Given request >> Rewrite every item below, substituting "Figure dimensions" for "Patent image size" and leaving everything else unchanged. Omit the pictures from your answer.

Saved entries
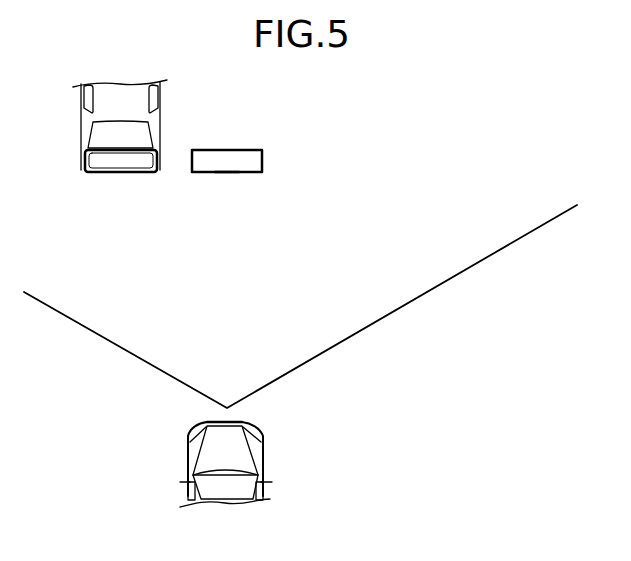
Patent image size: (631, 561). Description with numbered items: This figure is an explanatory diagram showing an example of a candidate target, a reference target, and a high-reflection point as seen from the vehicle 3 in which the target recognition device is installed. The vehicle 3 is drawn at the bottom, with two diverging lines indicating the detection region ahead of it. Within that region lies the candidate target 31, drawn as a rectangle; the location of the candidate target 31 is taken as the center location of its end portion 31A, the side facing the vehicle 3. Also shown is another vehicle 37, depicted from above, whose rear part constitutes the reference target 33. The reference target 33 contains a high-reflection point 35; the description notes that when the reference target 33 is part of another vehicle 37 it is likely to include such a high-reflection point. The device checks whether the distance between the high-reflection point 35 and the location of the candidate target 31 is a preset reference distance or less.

The vehicle 3 is at (263, 472).
The candidate target 31 is at (228, 150).
The end portion 31A is at (228, 173).
The reference target 33 is at (84, 154).
The high-reflection point 35 is at (120, 158).
The another vehicle 37 is at (81, 112).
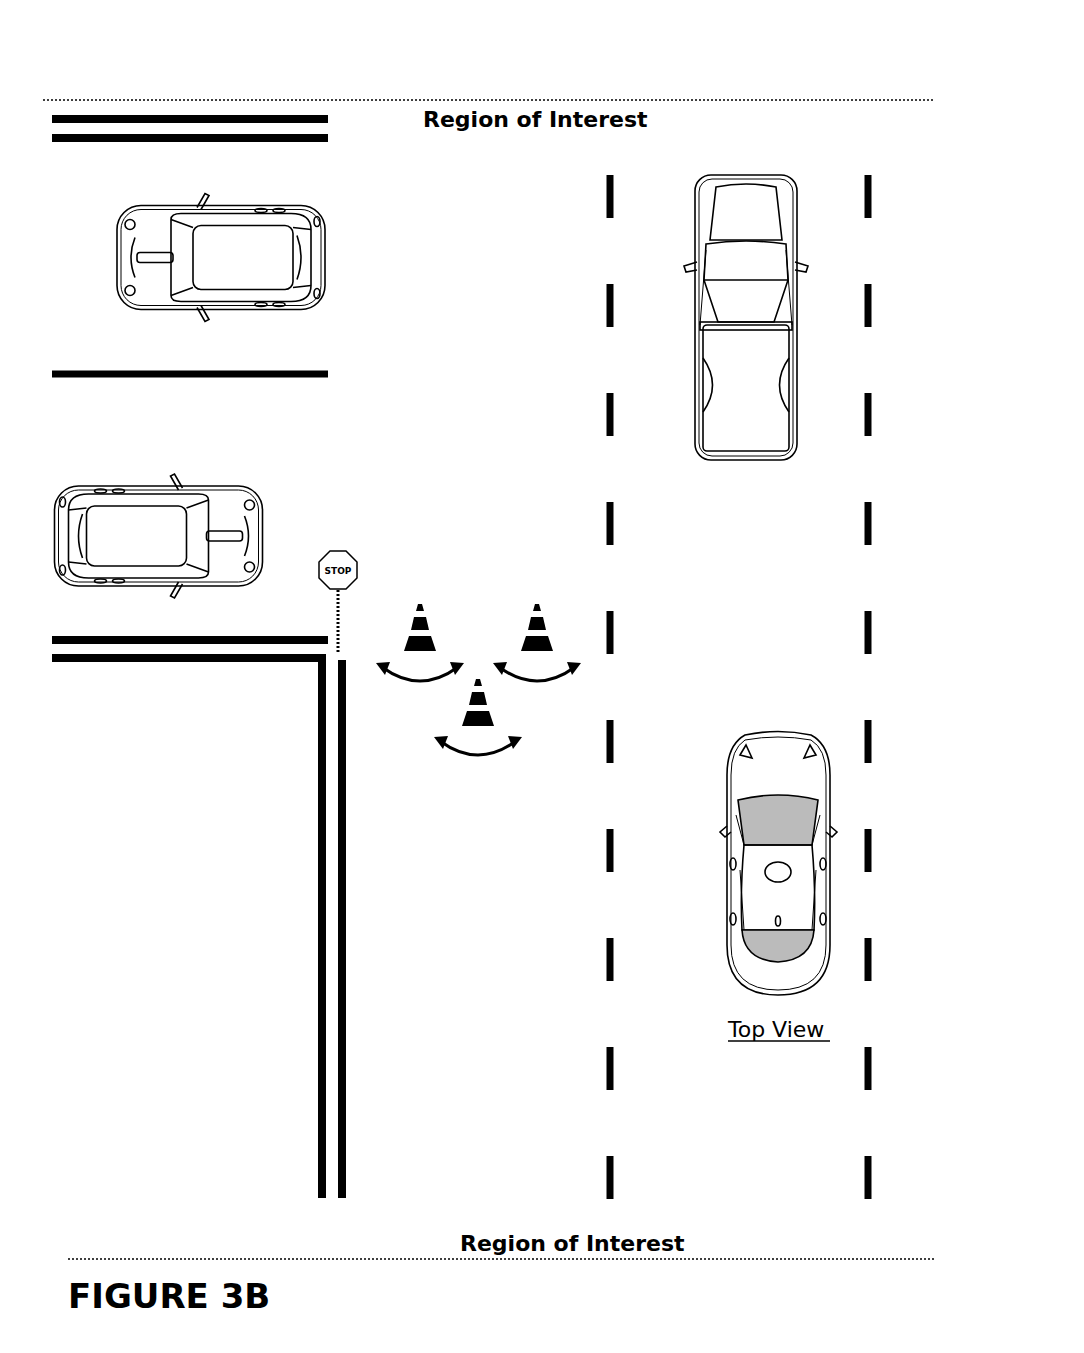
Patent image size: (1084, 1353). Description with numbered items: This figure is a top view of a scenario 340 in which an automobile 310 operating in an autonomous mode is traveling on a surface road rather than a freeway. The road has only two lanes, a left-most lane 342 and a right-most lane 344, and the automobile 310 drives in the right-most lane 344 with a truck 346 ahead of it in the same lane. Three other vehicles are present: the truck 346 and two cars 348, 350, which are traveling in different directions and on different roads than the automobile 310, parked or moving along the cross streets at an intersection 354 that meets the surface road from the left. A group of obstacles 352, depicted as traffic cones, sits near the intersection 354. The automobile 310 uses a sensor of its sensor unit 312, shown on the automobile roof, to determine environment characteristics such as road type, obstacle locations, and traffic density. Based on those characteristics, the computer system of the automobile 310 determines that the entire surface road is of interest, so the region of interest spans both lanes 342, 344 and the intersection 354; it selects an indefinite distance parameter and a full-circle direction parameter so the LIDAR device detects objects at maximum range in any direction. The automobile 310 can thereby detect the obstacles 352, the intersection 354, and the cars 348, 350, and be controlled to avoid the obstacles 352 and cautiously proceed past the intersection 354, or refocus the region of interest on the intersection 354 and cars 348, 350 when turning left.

Answer for the task >>
Figure dimensions: (631, 561). Description with numbered items: This figure is an explanatory diagram showing an example of a candidate target, a reference target, and a high-reflection point as seen from the vehicle 3 in which the target recognition device is installed. The vehicle 3 is drawn at the bottom, with two diverging lines indicating the detection region ahead of it. Within that region lies the candidate target 31, drawn as a rectangle; the location of the candidate target 31 is taken as the center location of its end portion 31A, the side facing the vehicle 3. Also shown is another vehicle 37, depicted from above, whose rear part constitutes the reference target 33. The reference target 33 contains a high-reflection point 35; the description notes that when the reference target 33 is part of another vehicle 37 it is likely to include such a high-reflection point. The device checks whether the distance between the high-reflection point 35 and the location of the candidate target 31 is a preset reference distance or less.

The vehicle 3 is at (263, 472).
The candidate target 31 is at (228, 150).
The end portion 31A is at (228, 173).
The reference target 33 is at (84, 154).
The high-reflection point 35 is at (120, 158).
The another vehicle 37 is at (81, 112).
Figure dimensions: (1084, 1353). Description with numbered items: This figure is a top view of a scenario 340 in which an automobile 310 operating in an autonomous mode is traveling on a surface road rather than a freeway. The road has only two lanes, a left-most lane 342 and a right-most lane 344, and the automobile 310 drives in the right-most lane 344 with a truck 346 ahead of it in the same lane. Three other vehicles are present: the truck 346 and two cars 348, 350, which are traveling in different directions and on different roads than the automobile 310, parked or moving along the cross streets at an intersection 354 that meets the surface road from the left. A group of obstacles 352, depicted as traffic cones, sits near the intersection 354. The automobile 310 uses a sensor of its sensor unit 312, shown on the automobile roof, to determine environment characteristics such as road type, obstacle locations, and traffic density. Based on those characteristics, the computer system of the automobile 310 determines that the entire surface road is of interest, so the region of interest spans both lanes 342, 344 and the intersection 354; it selects an indefinite distance parameter and a full-circle direction parameter so the LIDAR device detects objects at maximum range in any direction. The automobile 310 can thereby detect the obstacles 352, the intersection 354, and the cars 348, 350, and be controlled to avoid the obstacles 352 and cautiously proceed past the intersection 354, or refocus the region of interest on the intersection 354 and cars 348, 350 when turning left.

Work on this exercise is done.